• [TASK STATEMENT]
Please write out the material that follows, exactly as it stands.

Records contained in a dataset
────────────────────────────────────────

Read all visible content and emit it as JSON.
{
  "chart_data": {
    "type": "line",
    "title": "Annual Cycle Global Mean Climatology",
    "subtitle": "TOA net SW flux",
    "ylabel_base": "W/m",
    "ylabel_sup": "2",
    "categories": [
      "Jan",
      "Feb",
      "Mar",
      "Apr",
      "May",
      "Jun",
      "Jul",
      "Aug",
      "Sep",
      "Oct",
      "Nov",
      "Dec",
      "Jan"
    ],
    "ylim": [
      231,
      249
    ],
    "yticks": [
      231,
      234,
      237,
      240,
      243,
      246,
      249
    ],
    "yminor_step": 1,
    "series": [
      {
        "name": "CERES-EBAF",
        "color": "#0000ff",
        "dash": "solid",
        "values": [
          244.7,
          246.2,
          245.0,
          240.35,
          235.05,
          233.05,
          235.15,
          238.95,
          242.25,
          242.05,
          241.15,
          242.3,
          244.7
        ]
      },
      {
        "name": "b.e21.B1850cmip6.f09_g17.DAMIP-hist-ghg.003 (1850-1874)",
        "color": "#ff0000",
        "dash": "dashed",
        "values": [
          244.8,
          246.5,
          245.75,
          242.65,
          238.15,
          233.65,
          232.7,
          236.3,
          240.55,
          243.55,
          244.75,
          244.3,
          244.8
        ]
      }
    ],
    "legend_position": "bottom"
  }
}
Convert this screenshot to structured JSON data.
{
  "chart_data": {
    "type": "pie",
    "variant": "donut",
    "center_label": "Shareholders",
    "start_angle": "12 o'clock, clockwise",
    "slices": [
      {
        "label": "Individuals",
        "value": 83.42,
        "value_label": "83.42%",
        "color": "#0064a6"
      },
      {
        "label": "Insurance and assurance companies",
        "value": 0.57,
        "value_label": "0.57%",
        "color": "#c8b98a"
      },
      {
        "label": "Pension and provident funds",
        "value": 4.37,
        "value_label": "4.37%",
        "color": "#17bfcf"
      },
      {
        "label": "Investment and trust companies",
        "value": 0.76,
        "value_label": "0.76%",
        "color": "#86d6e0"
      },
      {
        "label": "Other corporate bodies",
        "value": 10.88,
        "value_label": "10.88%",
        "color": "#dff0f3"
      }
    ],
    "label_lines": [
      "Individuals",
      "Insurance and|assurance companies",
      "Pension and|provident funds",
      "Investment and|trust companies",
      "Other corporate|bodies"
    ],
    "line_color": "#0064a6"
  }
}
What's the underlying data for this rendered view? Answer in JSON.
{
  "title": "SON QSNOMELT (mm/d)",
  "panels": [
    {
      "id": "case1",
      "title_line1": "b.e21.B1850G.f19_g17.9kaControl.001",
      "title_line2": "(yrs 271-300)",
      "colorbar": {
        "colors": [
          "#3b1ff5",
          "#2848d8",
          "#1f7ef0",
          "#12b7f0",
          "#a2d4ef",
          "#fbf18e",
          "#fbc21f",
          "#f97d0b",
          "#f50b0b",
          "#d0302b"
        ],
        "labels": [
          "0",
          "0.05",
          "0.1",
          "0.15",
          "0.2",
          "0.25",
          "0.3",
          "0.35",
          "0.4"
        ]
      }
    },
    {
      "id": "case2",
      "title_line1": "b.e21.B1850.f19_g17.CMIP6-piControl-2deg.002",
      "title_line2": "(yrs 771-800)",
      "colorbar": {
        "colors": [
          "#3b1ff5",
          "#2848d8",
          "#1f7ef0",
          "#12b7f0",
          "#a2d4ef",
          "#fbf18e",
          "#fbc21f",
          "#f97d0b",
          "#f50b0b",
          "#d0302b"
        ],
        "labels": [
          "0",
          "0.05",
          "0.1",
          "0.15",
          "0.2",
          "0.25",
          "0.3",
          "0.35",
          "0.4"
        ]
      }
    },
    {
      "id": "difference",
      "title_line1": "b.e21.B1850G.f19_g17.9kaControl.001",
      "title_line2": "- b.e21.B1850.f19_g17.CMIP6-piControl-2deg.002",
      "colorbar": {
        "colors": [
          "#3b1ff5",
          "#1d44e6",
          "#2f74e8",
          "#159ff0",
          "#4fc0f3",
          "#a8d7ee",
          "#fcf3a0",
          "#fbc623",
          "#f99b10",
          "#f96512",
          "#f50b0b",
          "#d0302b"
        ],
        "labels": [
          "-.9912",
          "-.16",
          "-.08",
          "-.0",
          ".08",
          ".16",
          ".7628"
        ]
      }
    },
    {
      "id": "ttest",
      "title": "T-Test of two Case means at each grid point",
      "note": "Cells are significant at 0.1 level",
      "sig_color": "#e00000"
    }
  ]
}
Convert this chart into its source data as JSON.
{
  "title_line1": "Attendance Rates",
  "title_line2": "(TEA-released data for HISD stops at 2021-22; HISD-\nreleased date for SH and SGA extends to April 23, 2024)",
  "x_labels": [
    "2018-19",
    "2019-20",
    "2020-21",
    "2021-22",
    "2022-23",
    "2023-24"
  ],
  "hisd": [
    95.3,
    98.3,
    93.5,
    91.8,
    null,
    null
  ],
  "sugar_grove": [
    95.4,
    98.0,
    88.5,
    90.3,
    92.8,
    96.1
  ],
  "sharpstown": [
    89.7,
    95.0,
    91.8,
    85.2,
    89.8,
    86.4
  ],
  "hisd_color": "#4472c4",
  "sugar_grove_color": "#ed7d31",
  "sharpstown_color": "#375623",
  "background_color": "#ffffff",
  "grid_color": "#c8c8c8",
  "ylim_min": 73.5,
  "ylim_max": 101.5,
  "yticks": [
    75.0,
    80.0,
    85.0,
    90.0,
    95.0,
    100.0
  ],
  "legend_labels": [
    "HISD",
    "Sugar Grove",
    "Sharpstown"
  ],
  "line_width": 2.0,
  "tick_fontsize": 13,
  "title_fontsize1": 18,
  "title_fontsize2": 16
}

────────────────────────────────────────

• [TASK RESULT]
Read all visible content and emit it as JSON.
{
  "chart_data": {
    "type": "line",
    "title": "Annual Cycle Global Mean Climatology",
    "subtitle": "TOA net SW flux",
    "ylabel_base": "W/m",
    "ylabel_sup": "2",
    "categories": [
      "Jan",
      "Feb",
      "Mar",
      "Apr",
      "May",
      "Jun",
      "Jul",
      "Aug",
      "Sep",
      "Oct",
      "Nov",
      "Dec",
      "Jan"
    ],
    "ylim": [
      231,
      249
    ],
    "yticks": [
      231,
      234,
      237,
      240,
      243,
      246,
      249
    ],
    "yminor_step": 1,
    "series": [
      {
        "name": "CERES-EBAF",
        "color": "#0000ff",
        "dash": "solid",
        "values": [
          244.7,
          246.2,
          245.0,
          240.35,
          235.05,
          233.05,
          235.15,
          238.95,
          242.25,
          242.05,
          241.15,
          242.3,
          244.7
        ]
      },
      {
        "name": "b.e21.B1850cmip6.f09_g17.DAMIP-hist-ghg.003 (1850-1874)",
        "color": "#ff0000",
        "dash": "dashed",
        "values": [
          244.8,
          246.5,
          245.75,
          242.65,
          238.15,
          233.65,
          232.7,
          236.3,
          240.55,
          243.55,
          244.75,
          244.3,
          244.8
        ]
      }
    ],
    "legend_position": "bottom"
  }
}
Convert this screenshot to structured JSON data.
{
  "chart_data": {
    "type": "pie",
    "variant": "donut",
    "center_label": "Shareholders",
    "start_angle": "12 o'clock, clockwise",
    "slices": [
      {
        "label": "Individuals",
        "value": 83.42,
        "value_label": "83.42%",
        "color": "#0064a6"
      },
      {
        "label": "Insurance and assurance companies",
        "value": 0.57,
        "value_label": "0.57%",
        "color": "#c8b98a"
      },
      {
        "label": "Pension and provident funds",
        "value": 4.37,
        "value_label": "4.37%",
        "color": "#17bfcf"
      },
      {
        "label": "Investment and trust companies",
        "value": 0.76,
        "value_label": "0.76%",
        "color": "#86d6e0"
      },
      {
        "label": "Other corporate bodies",
        "value": 10.88,
        "value_label": "10.88%",
        "color": "#dff0f3"
      }
    ],
    "label_lines": [
      "Individuals",
      "Insurance and|assurance companies",
      "Pension and|provident funds",
      "Investment and|trust companies",
      "Other corporate|bodies"
    ],
    "line_color": "#0064a6"
  }
}
What's the underlying data for this rendered view? Answer in JSON.
{
  "title": "SON QSNOMELT (mm/d)",
  "panels": [
    {
      "id": "case1",
      "title_line1": "b.e21.B1850G.f19_g17.9kaControl.001",
      "title_line2": "(yrs 271-300)",
      "colorbar": {
        "colors": [
          "#3b1ff5",
          "#2848d8",
          "#1f7ef0",
          "#12b7f0",
          "#a2d4ef",
          "#fbf18e",
          "#fbc21f",
          "#f97d0b",
          "#f50b0b",
          "#d0302b"
        ],
        "labels": [
          "0",
          "0.05",
          "0.1",
          "0.15",
          "0.2",
          "0.25",
          "0.3",
          "0.35",
          "0.4"
        ]
      }
    },
    {
      "id": "case2",
      "title_line1": "b.e21.B1850.f19_g17.CMIP6-piControl-2deg.002",
      "title_line2": "(yrs 771-800)",
      "colorbar": {
        "colors": [
          "#3b1ff5",
          "#2848d8",
          "#1f7ef0",
          "#12b7f0",
          "#a2d4ef",
          "#fbf18e",
          "#fbc21f",
          "#f97d0b",
          "#f50b0b",
          "#d0302b"
        ],
        "labels": [
          "0",
          "0.05",
          "0.1",
          "0.15",
          "0.2",
          "0.25",
          "0.3",
          "0.35",
          "0.4"
        ]
      }
    },
    {
      "id": "difference",
      "title_line1": "b.e21.B1850G.f19_g17.9kaControl.001",
      "title_line2": "- b.e21.B1850.f19_g17.CMIP6-piControl-2deg.002",
      "colorbar": {
        "colors": [
          "#3b1ff5",
          "#1d44e6",
          "#2f74e8",
          "#159ff0",
          "#4fc0f3",
          "#a8d7ee",
          "#fcf3a0",
          "#fbc623",
          "#f99b10",
          "#f96512",
          "#f50b0b",
          "#d0302b"
        ],
        "labels": [
          "-.9912",
          "-.16",
          "-.08",
          "-.0",
          ".08",
          ".16",
          ".7628"
        ]
      }
    },
    {
      "id": "ttest",
      "title": "T-Test of two Case means at each grid point",
      "note": "Cells are significant at 0.1 level",
      "sig_color": "#e00000"
    }
  ]
}
Convert this chart into its source data as JSON.
{
  "title_line1": "Attendance Rates",
  "title_line2": "(TEA-released data for HISD stops at 2021-22; HISD-\nreleased date for SH and SGA extends to April 23, 2024)",
  "x_labels": [
    "2018-19",
    "2019-20",
    "2020-21",
    "2021-22",
    "2022-23",
    "2023-24"
  ],
  "hisd": [
    95.3,
    98.3,
    93.5,
    91.8,
    null,
    null
  ],
  "sugar_grove": [
    95.4,
    98.0,
    88.5,
    90.3,
    92.8,
    96.1
  ],
  "sharpstown": [
    89.7,
    95.0,
    91.8,
    85.2,
    89.8,
    86.4
  ],
  "hisd_color": "#4472c4",
  "sugar_grove_color": "#ed7d31",
  "sharpstown_color": "#375623",
  "background_color": "#ffffff",
  "grid_color": "#c8c8c8",
  "ylim_min": 73.5,
  "ylim_max": 101.5,
  "yticks": [
    75.0,
    80.0,
    85.0,
    90.0,
    95.0,
    100.0
  ],
  "legend_labels": [
    "HISD",
    "Sugar Grove",
    "Sharpstown"
  ],
  "line_width": 2.0,
  "tick_fontsize": 13,
  "title_fontsize1": 18,
  "title_fontsize2": 16
}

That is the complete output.